**PROBLEM SET:**
1 - Copy out the patch word for word, starting at "-by (simp add: CFun_def" and ending at "typedef_finite_po [OF type_definition_CFun])".
2 - Answer these questions from the patch:
(a) What reason does the patch's added comment give for the no_syntax block?
(b) What priority numbers does the new notation for equiv_c carry?
(c) In the proof of which lemma is cont_const dropped?
3 - For each statement, decide whether the patch supports it. Answer yes or no, and quote the words of the patch that settle it.
(a) The patch touches only the file Natural.thy.
(b) The relation evalc is defined inductively.
(c) The patch removes cont_const from the simp call that proves UU_CFun.

**TEXT PASSAGE:**
▼

--- a/src/HOL/IMP/Natural.thy Sat May 22 11:01:59 2010 +0200
+++ b/src/HOL/IMP/Natural.thy Sat May 22 16:46:18 2010 -0700
@@ -25,6 +25,16 @@
notation (xsymbols)
update ("_/[_ \<mapsto> /_]" [900,0,0] 900)
+text {* Disable conflicting syntax from HOL Map theory. *}
+
+no_syntax
+ "_maplet" :: "['a, 'a] => maplet" ("_ /|->/ _")
+ "_maplets" :: "['a, 'a] => maplet" ("_ /[|->]/ _")
+ "" :: "maplet => maplets" ("_")
+ "_Maplets" :: "[maplet, maplets] => maplets" ("_,/ _")
+ "_MapUpd" :: "['a ~=> 'b, maplets] => 'a ~=> 'b" ("_/'(_')" [900,0]900)
+ "_Map" :: "maplets => 'a ~=> 'b" ("(1[_])")
+
text {*
The big-step execution relation @{text evalc} is defined inductively:
*}
@@ -111,7 +121,7 @@
in the same @{text s'}}. Formally:
*}
definition
- equiv_c :: "com \<Rightarrow> com \<Rightarrow> bool" ("_ \<sim> _") where
+ equiv_c :: "com \<Rightarrow> com \<Rightarrow> bool" ("_ \<sim> _" [56, 56] 55) where
"c \<sim> c' = (\<forall>s s'. \<langle>c, s\<rangle> \<longrightarrow>\<^sub>c s' = \<langle>c', s\<rangle> \<longrightarrow>\<^sub>c s')"
text {*
--- a/src/HOLCF/Cfun.thy Sat May 22 11:01:59 2010 +0200
+++ b/src/HOLCF/Cfun.thy Sat May 22 16:46:18 2010 -0700
@@ -100,7 +100,7 @@
subsection {* Continuous function space is pointed *}
lemma UU_CFun: "\<bottom> \<in> CFun"
-by (simp add: CFun_def inst_fun_pcpo cont_const)
+by (simp add: CFun_def inst_fun_pcpo)
instance cfun :: (finite_po, finite_po) finite_po
by (rule typedef_finite_po [OF type_definition_CFun])

▲

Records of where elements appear
▼

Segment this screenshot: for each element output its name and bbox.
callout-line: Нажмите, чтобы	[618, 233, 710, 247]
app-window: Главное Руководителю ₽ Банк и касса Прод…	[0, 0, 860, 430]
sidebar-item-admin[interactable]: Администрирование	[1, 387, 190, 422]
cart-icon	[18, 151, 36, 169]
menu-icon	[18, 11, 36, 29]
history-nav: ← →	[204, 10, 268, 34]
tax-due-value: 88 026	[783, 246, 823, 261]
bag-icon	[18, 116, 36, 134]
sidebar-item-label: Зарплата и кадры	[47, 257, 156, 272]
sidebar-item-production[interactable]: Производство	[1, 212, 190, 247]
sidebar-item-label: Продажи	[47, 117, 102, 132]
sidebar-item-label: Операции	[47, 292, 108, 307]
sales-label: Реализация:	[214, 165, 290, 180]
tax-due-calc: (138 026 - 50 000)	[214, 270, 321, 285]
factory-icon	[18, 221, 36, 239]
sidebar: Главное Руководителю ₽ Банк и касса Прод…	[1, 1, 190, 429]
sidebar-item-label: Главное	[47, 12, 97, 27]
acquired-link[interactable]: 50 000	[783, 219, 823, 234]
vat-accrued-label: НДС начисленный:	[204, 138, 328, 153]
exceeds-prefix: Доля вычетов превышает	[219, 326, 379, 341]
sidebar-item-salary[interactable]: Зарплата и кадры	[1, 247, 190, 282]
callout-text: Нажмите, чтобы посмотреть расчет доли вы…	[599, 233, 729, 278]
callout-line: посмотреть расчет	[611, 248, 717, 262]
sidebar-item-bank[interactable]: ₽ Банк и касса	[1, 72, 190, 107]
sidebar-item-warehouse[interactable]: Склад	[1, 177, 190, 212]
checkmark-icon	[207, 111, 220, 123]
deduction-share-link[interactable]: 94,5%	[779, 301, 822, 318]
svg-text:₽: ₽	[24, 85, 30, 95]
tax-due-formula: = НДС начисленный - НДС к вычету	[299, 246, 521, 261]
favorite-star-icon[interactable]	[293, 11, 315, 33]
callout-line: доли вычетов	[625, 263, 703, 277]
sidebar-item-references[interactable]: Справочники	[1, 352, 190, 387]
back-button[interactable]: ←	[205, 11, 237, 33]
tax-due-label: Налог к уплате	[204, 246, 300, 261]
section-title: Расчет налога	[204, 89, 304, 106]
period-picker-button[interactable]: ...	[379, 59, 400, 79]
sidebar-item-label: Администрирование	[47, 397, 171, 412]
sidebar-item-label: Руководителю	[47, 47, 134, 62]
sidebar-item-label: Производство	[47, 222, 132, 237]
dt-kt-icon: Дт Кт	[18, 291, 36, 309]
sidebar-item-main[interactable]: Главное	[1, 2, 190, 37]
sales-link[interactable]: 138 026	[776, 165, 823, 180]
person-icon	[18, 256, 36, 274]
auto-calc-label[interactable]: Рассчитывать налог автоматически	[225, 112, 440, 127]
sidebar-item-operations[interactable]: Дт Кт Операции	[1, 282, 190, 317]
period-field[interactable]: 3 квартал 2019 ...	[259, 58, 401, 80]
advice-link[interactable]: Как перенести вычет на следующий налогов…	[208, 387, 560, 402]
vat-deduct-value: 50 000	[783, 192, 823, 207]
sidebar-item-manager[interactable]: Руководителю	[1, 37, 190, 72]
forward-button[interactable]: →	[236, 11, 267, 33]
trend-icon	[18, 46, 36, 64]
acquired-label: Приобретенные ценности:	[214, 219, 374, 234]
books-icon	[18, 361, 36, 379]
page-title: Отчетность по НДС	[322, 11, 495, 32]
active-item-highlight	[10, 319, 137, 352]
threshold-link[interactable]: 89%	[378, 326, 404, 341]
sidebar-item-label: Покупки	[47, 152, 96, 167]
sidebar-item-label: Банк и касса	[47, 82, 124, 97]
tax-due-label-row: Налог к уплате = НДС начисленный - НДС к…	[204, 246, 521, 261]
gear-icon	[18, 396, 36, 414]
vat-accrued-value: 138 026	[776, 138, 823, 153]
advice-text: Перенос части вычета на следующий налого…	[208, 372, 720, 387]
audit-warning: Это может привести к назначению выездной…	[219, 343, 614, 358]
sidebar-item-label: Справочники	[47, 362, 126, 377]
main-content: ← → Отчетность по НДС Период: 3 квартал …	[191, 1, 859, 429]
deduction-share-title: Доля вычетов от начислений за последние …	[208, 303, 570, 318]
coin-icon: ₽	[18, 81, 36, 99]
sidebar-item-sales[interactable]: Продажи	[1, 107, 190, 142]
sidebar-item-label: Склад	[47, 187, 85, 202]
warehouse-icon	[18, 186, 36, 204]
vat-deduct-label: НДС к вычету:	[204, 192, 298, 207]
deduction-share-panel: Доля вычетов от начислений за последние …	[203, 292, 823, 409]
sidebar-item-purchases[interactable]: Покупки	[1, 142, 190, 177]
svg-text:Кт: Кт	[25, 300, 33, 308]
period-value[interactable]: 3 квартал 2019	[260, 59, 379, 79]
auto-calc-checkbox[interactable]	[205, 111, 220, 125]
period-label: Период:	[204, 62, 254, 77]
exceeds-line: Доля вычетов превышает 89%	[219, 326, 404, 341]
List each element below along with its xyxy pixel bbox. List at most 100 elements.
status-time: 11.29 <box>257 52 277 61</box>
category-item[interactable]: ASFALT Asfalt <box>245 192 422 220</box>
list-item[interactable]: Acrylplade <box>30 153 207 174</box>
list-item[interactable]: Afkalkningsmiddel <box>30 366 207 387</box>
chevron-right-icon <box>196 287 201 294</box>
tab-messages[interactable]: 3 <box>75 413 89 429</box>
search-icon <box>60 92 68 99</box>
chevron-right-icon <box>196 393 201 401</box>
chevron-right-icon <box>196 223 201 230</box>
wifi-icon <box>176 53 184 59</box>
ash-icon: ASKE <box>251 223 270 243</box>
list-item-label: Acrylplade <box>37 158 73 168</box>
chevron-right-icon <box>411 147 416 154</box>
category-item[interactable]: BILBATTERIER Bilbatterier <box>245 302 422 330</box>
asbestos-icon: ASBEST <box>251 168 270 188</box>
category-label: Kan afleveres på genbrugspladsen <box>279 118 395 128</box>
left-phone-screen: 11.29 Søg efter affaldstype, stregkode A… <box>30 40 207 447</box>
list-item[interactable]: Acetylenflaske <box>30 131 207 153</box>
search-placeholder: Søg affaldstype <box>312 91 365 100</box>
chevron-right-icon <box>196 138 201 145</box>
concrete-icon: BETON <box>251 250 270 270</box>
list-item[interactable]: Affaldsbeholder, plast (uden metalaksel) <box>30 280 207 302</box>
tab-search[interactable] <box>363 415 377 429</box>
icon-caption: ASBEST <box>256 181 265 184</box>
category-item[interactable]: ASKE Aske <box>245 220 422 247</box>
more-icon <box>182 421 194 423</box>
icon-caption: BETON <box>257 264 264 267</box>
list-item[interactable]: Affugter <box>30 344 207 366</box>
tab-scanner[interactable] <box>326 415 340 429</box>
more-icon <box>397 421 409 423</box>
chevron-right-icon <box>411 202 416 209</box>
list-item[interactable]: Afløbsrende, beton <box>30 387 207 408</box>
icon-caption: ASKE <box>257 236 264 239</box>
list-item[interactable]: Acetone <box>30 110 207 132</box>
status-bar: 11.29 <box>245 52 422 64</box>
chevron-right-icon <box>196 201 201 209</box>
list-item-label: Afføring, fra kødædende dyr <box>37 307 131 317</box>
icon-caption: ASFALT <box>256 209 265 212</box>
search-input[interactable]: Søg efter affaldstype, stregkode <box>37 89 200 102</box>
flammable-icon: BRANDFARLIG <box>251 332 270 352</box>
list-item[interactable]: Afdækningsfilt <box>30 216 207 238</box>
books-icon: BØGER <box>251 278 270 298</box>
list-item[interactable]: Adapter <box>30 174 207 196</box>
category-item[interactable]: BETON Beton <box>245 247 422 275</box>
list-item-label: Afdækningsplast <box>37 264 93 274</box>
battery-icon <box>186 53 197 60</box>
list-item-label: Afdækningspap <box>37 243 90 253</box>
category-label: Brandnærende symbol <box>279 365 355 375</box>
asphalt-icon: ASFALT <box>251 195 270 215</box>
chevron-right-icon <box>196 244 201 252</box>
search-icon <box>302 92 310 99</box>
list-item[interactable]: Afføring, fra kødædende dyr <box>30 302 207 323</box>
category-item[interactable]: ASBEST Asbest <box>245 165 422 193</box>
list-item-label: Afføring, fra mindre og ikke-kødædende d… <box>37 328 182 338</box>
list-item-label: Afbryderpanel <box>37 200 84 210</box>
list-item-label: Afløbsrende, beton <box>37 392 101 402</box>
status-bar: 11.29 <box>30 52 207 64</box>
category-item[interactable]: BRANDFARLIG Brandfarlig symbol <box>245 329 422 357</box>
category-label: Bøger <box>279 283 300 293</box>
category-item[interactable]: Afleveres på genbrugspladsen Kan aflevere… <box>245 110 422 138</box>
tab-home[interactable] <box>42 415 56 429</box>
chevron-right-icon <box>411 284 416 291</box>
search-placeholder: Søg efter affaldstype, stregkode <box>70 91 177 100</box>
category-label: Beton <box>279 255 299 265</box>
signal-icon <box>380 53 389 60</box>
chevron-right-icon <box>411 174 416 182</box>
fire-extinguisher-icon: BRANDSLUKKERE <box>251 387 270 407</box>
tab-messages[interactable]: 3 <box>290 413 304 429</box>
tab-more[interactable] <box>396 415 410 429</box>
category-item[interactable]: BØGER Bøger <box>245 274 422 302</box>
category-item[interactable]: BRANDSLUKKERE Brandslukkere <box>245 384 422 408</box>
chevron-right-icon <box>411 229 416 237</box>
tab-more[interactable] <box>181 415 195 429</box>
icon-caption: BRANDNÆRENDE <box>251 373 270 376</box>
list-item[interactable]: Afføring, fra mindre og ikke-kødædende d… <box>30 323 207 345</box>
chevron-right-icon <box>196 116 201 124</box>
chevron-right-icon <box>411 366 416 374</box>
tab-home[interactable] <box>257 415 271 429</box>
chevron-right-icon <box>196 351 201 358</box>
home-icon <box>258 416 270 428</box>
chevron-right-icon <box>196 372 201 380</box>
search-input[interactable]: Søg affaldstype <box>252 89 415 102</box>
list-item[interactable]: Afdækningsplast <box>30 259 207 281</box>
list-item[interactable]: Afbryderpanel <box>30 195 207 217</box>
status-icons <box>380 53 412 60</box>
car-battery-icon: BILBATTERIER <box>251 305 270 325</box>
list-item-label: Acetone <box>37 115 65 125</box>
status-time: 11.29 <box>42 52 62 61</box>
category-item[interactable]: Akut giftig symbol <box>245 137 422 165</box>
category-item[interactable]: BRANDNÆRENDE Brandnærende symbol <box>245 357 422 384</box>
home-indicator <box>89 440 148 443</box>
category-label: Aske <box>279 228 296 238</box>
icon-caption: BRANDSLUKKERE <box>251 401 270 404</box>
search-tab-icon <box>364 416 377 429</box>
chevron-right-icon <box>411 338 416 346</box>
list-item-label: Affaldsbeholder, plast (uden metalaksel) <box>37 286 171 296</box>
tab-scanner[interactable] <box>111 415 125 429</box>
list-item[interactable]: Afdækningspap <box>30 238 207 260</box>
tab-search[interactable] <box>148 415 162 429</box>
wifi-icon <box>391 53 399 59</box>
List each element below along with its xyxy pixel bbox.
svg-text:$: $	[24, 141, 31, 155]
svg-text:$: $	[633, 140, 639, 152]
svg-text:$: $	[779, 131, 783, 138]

▲

**ANSWERS FOR THE TASKS:**
1 -
-by (simp add: CFun_def inst_fun_pcpo cont_const)
+by (simp add: CFun_def inst_fun_pcpo)
instance cfun :: (finite_po, finite_po) finite_po
by (rule typedef_finite_po [OF type_definition_CFun])

2 -
(a) To disable conflicting syntax from HOL Map theory.
(b) [56, 56] 55
(c) UU_CFun

3 -
(a) No: "--- a/src/HOLCF/Cfun.thy"
(b) Yes: "The big-step execution relation @{text evalc} is defined inductively:"
(c) Yes: "-by (simp add: CFun_def inst_fun_pcpo cont_const)" is replaced by "+by (simp add: CFun_def inst_fun_pcpo)"